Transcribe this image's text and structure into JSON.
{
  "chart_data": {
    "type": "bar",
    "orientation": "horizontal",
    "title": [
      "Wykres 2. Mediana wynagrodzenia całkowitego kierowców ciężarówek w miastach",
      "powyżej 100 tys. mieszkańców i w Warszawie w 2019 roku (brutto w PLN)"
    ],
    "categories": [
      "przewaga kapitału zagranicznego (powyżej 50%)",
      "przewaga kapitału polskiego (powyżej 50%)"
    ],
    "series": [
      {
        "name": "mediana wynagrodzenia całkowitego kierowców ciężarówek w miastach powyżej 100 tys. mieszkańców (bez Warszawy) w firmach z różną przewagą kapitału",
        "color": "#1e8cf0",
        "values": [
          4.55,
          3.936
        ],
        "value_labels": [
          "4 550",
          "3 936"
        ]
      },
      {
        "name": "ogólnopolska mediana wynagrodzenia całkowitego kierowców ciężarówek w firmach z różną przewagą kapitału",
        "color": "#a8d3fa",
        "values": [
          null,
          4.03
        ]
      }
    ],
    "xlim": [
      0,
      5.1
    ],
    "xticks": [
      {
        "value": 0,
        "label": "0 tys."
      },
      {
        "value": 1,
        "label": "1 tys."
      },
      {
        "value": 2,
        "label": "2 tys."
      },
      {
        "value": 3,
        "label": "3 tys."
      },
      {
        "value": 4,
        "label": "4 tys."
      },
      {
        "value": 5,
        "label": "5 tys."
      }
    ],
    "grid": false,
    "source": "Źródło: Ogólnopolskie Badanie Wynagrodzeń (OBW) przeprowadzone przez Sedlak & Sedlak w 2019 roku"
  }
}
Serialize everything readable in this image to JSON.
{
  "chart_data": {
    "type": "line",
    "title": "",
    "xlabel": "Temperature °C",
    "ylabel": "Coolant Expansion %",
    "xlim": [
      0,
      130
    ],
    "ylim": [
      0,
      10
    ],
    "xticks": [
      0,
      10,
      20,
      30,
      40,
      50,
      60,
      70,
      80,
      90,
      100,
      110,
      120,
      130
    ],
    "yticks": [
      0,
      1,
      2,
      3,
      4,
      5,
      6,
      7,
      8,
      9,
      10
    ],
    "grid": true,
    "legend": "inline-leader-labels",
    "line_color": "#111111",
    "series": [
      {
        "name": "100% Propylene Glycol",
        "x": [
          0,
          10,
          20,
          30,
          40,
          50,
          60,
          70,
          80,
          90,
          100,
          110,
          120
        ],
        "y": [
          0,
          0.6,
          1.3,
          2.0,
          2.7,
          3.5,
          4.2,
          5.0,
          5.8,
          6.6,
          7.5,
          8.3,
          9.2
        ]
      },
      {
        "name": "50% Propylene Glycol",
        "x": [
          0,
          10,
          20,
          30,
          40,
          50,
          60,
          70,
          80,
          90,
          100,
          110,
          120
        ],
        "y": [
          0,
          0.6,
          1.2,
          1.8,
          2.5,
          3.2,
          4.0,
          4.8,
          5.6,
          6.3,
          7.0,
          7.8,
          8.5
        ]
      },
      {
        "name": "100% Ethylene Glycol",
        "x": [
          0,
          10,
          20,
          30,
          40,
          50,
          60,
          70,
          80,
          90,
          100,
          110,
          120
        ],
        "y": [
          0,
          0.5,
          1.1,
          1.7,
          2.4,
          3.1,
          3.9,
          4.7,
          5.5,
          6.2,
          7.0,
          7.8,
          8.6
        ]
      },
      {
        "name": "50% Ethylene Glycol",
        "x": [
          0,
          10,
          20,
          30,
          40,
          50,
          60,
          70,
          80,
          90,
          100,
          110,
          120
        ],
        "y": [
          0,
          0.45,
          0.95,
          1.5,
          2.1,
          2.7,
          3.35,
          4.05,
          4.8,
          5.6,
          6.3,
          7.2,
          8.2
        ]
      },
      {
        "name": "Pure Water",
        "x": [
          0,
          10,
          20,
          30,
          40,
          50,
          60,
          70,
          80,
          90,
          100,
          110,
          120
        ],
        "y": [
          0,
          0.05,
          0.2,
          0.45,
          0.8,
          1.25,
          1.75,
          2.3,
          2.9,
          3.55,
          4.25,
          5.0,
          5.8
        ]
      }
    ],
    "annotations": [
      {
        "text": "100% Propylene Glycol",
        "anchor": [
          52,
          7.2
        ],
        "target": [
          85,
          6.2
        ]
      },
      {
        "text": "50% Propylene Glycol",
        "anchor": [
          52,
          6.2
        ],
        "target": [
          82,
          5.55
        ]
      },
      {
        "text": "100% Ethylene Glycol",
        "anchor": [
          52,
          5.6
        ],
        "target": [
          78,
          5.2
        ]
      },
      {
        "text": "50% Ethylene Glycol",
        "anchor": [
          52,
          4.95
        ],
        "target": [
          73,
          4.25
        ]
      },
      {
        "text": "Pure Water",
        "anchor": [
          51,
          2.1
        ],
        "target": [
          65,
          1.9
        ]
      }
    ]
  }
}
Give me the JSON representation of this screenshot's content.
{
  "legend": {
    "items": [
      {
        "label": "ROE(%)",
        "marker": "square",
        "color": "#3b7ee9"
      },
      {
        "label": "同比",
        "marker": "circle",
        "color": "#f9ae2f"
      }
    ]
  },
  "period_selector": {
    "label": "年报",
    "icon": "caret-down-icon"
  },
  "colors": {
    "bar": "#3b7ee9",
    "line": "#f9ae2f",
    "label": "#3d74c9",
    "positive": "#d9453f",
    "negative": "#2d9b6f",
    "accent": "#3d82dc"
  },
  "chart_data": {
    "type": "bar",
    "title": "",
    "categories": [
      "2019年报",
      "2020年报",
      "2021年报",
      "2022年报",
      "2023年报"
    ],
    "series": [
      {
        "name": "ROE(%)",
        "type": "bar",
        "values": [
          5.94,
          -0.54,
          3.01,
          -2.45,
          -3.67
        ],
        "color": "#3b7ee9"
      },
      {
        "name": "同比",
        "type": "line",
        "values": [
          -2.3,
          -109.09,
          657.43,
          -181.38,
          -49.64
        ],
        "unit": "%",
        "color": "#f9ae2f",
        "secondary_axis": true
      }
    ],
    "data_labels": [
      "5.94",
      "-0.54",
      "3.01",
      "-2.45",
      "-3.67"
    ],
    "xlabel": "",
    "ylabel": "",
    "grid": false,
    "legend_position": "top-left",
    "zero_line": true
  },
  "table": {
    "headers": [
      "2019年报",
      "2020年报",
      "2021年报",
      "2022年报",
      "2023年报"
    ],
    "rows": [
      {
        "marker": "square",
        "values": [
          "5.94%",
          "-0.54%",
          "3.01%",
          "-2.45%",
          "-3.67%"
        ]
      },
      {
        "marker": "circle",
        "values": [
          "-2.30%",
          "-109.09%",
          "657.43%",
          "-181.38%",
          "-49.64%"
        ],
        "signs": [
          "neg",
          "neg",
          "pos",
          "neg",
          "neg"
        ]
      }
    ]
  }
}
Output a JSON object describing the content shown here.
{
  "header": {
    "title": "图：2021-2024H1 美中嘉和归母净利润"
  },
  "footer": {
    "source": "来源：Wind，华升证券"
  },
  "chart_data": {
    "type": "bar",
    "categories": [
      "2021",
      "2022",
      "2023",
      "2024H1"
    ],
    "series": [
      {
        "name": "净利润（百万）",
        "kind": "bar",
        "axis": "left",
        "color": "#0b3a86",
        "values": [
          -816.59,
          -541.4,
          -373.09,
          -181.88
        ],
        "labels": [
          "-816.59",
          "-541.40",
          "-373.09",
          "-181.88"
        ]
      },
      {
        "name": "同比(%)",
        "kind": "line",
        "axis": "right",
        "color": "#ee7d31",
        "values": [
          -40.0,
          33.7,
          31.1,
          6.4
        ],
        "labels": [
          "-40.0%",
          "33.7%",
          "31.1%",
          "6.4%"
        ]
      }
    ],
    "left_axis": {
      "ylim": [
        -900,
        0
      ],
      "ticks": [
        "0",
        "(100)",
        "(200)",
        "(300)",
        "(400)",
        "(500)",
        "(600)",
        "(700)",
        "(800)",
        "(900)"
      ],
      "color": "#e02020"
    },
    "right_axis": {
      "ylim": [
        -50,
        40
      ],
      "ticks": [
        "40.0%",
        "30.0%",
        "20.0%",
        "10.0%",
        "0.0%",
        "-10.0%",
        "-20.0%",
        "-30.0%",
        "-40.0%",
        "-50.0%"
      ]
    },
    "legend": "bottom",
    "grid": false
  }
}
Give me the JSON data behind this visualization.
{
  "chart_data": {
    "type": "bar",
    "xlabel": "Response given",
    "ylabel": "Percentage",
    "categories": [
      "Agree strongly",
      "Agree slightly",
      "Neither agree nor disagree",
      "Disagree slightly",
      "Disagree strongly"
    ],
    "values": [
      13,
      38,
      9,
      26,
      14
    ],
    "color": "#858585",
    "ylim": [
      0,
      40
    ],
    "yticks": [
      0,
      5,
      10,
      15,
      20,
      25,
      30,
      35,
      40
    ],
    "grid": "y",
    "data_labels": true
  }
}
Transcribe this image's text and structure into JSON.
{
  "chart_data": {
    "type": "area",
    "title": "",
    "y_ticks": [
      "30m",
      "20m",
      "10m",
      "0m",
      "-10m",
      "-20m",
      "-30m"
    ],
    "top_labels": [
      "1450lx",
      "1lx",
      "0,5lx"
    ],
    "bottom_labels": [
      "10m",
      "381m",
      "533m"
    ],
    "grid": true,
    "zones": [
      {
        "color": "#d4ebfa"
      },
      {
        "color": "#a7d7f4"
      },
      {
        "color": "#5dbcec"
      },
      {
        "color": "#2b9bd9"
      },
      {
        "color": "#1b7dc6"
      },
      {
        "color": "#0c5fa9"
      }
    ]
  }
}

□ □ □

Read through the entries and copy every line that includes "JSON".

Transcribe this image's text and structure into JSON.
Serialize everything readable in this image to JSON.
Give me the JSON representation of this screenshot's content.
Output a JSON object describing the content shown here.
Give me the JSON data behind this visualization.
Transcribe this image's text and structure into JSON.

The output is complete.